#### TASK DIRECTIONS
Exclude the pictures and reproduce the remaining data exactly as written.
== SUPPLIED MATERIAL
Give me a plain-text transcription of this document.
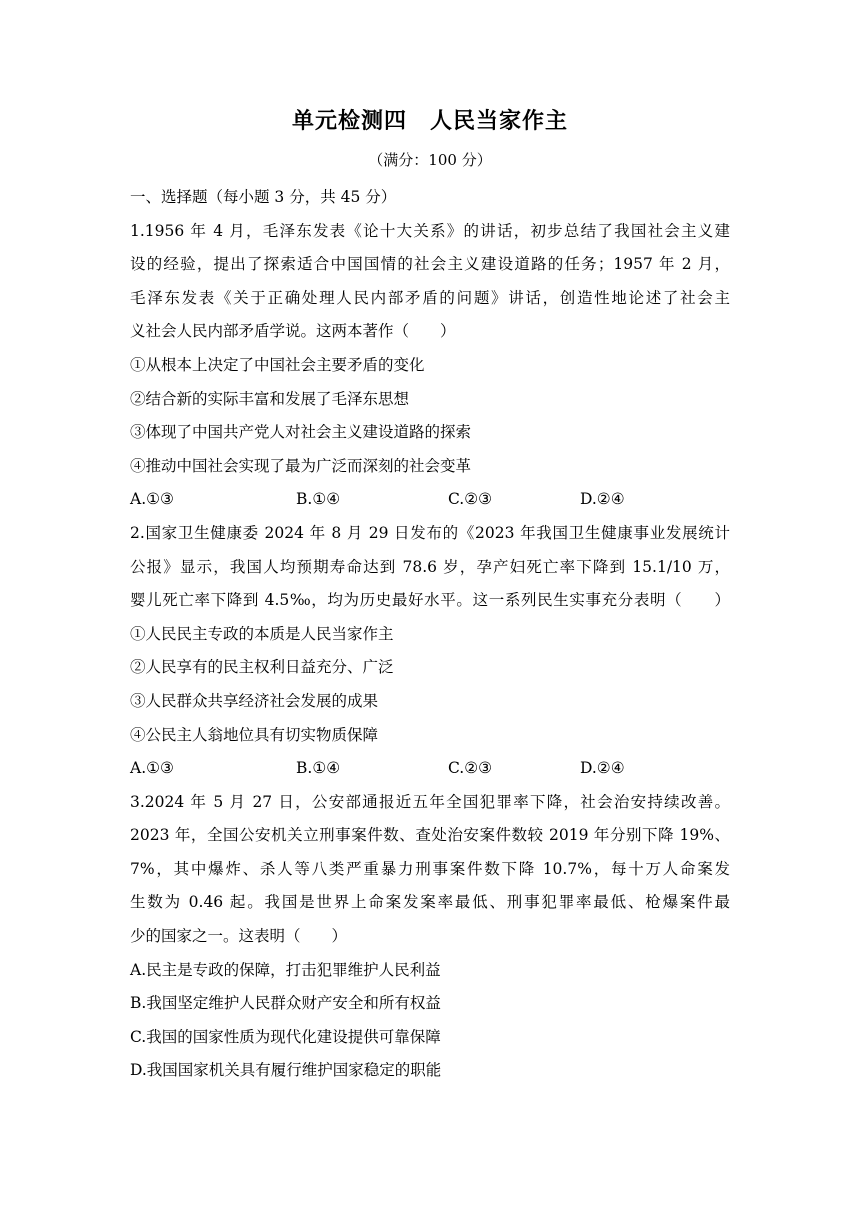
单元检测四　人民当家作主
（满分：100 分）
一、选择题（每小题 3 分，共 45 分）
1.1956 年 4 月，毛泽东发表《论十大关系》的讲话，初步总结了我国社会主义建
设的经验，提出了探索适合中国国情的社会主义建设道路的任务；1957 年 2 月，
毛泽东发表《关于正确处理人民内部矛盾的问题》讲话，创造性地论述了社会主
义社会人民内部矛盾学说。这两本著作（　　）
①从根本上决定了中国社会主要矛盾的变化
②结合新的实际丰富和发展了毛泽东思想
③体现了中国共产党人对社会主义建设道路的探索
④推动中国社会实现了最为广泛而深刻的社会变革
A.①③	B.①④	C.②③	D.②④
2.国家卫生健康委 2024 年 8 月 29 日发布的《2023 年我国卫生健康事业发展统计
公报》显示，我国人均预期寿命达到 78.6 岁，孕产妇死亡率下降到 15.1/10 万，
婴儿死亡率下降到 4.5‰，均为历史最好水平。这一系列民生实事充分表明（　　）
①人民民主专政的本质是人民当家作主
②人民享有的民主权利日益充分、广泛
③人民群众共享经济社会发展的成果
④公民主人翁地位具有切实物质保障
A.①③	B.①④	C.②③	D.②④
3.2024 年 5 月 27 日，公安部通报近五年全国犯罪率下降，社会治安持续改善。
2023 年，全国公安机关立刑事案件数、查处治安案件数较 2019 年分别下降 19%、
7%，其中爆炸、杀人等八类严重暴力刑事案件数下降 10.7%，每十万人命案发
生数为 0.46 起。我国是世界上命案发案率最低、刑事犯罪率最低、枪爆案件最
少的国家之一。这表明（　　）
A.民主是专政的保障，打击犯罪维护人民利益
B.我国坚定维护人民群众财产安全和所有权益
C.我国的国家性质为现代化建设提供可靠保障
D.我国国家机关具有履行维护国家稳定的职能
====
#### RESULT
Give me a plain-text transcription of this document.
单元检测四　人民当家作主
（满分：100 分）
一、选择题（每小题 3 分，共 45 分）
1.1956 年 4 月，毛泽东发表《论十大关系》的讲话，初步总结了我国社会主义建
设的经验，提出了探索适合中国国情的社会主义建设道路的任务；1957 年 2 月，
毛泽东发表《关于正确处理人民内部矛盾的问题》讲话，创造性地论述了社会主
义社会人民内部矛盾学说。这两本著作（　　）
①从根本上决定了中国社会主要矛盾的变化
②结合新的实际丰富和发展了毛泽东思想
③体现了中国共产党人对社会主义建设道路的探索
④推动中国社会实现了最为广泛而深刻的社会变革
A.①③	B.①④	C.②③	D.②④
2.国家卫生健康委 2024 年 8 月 29 日发布的《2023 年我国卫生健康事业发展统计
公报》显示，我国人均预期寿命达到 78.6 岁，孕产妇死亡率下降到 15.1/10 万，
婴儿死亡率下降到 4.5‰，均为历史最好水平。这一系列民生实事充分表明（　　）
①人民民主专政的本质是人民当家作主
②人民享有的民主权利日益充分、广泛
③人民群众共享经济社会发展的成果
④公民主人翁地位具有切实物质保障
A.①③	B.①④	C.②③	D.②④
3.2024 年 5 月 27 日，公安部通报近五年全国犯罪率下降，社会治安持续改善。
2023 年，全国公安机关立刑事案件数、查处治安案件数较 2019 年分别下降 19%、
7%，其中爆炸、杀人等八类严重暴力刑事案件数下降 10.7%，每十万人命案发
生数为 0.46 起。我国是世界上命案发案率最低、刑事犯罪率最低、枪爆案件最
少的国家之一。这表明（　　）
A.民主是专政的保障，打击犯罪维护人民利益
B.我国坚定维护人民群众财产安全和所有权益
C.我国的国家性质为现代化建设提供可靠保障
D.我国国家机关具有履行维护国家稳定的职能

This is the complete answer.